### RECORDS FOR THIS EXERCISE
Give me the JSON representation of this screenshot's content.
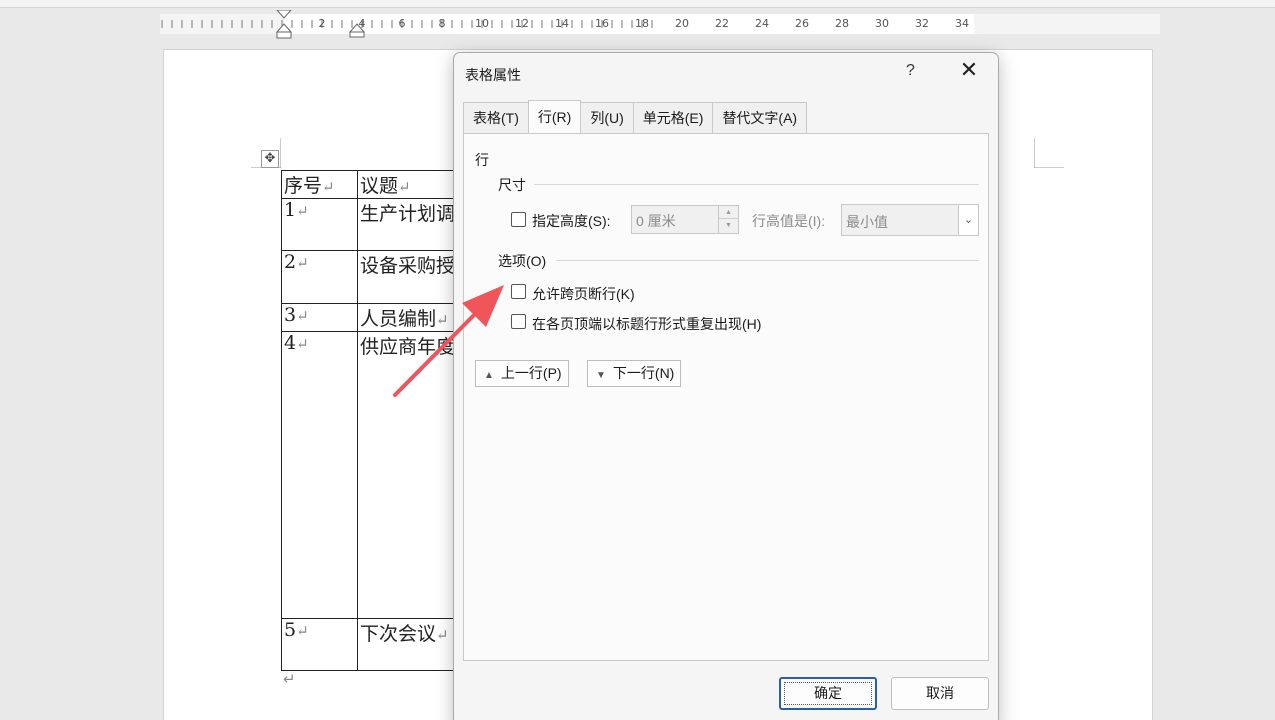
{
  "ruler": {
    "numbers": [
      "2",
      "4",
      "6",
      "8",
      "10",
      "12",
      "14",
      "16",
      "18",
      "20",
      "22",
      "24",
      "26",
      "28",
      "30",
      "32",
      "34"
    ]
  },
  "document": {
    "return_mark": "↵",
    "header": [
      "序号",
      "议题"
    ],
    "rows": [
      {
        "num": "1",
        "topic": "生产计划调"
      },
      {
        "num": "2",
        "topic": "设备采购授"
      },
      {
        "num": "3",
        "topic": "人员编制"
      },
      {
        "num": "4",
        "topic": "供应商年度"
      },
      {
        "num": "5",
        "topic": "下次会议"
      }
    ]
  },
  "dialog": {
    "title": "表格属性",
    "help": "?",
    "close": "✕",
    "tabs": [
      "表格(T)",
      "行(R)",
      "列(U)",
      "单元格(E)",
      "替代文字(A)"
    ],
    "active_tab": "行(R)",
    "section_row": "行",
    "section_size": "尺寸",
    "specify_height_label": "指定高度(S):",
    "height_value": "0 厘米",
    "row_height_is_label": "行高值是(I):",
    "row_height_mode": "最小值",
    "section_options": "选项(O)",
    "allow_break_label": "允许跨页断行(K)",
    "repeat_header_label": "在各页顶端以标题行形式重复出现(H)",
    "prev_row": "上一行(P)",
    "next_row": "下一行(N)",
    "ok": "确定",
    "cancel": "取消"
  },
  "colors": {
    "arrow": "#f0555a",
    "ok_border": "#2b5fa6"
  }
}
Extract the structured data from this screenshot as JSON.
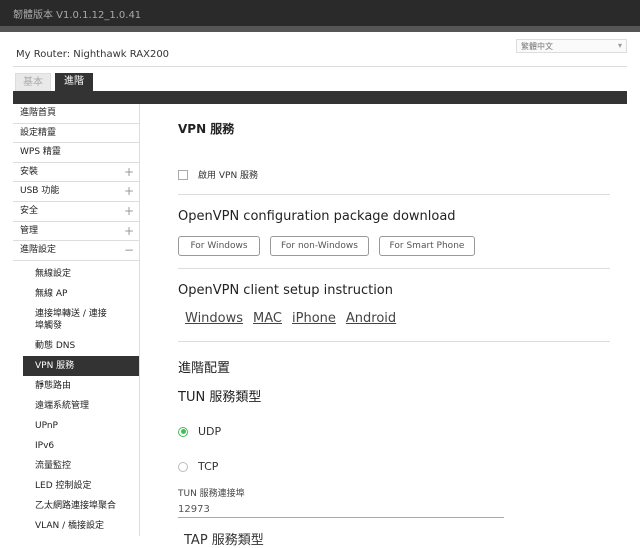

### WHAT YOU HAVE TO DO
Reproduce each record from above exactly; pictures do not belong in the copy.

### OUTPUT OF THE EXERCISE
Give me the JSON representation of this screenshot's content.
{
  "ruler": {
    "numbers": [
      "2",
      "4",
      "6",
      "8",
      "10",
      "12",
      "14",
      "16",
      "18",
      "20",
      "22",
      "24",
      "26",
      "28",
      "30",
      "32",
      "34"
    ]
  },
  "document": {
    "return_mark": "↵",
    "header": [
      "序号",
      "议题"
    ],
    "rows": [
      {
        "num": "1",
        "topic": "生产计划调"
      },
      {
        "num": "2",
        "topic": "设备采购授"
      },
      {
        "num": "3",
        "topic": "人员编制"
      },
      {
        "num": "4",
        "topic": "供应商年度"
      },
      {
        "num": "5",
        "topic": "下次会议"
      }
    ]
  },
  "dialog": {
    "title": "表格属性",
    "help": "?",
    "close": "✕",
    "tabs": [
      "表格(T)",
      "行(R)",
      "列(U)",
      "单元格(E)",
      "替代文字(A)"
    ],
    "active_tab": "行(R)",
    "section_row": "行",
    "section_size": "尺寸",
    "specify_height_label": "指定高度(S):",
    "height_value": "0 厘米",
    "row_height_is_label": "行高值是(I):",
    "row_height_mode": "最小值",
    "section_options": "选项(O)",
    "allow_break_label": "允许跨页断行(K)",
    "repeat_header_label": "在各页顶端以标题行形式重复出现(H)",
    "prev_row": "上一行(P)",
    "next_row": "下一行(N)",
    "ok": "确定",
    "cancel": "取消"
  },
  "colors": {
    "arrow": "#f0555a",
    "ok_border": "#2b5fa6"
  }
}
Extract the structured data from this screenshot as JSON.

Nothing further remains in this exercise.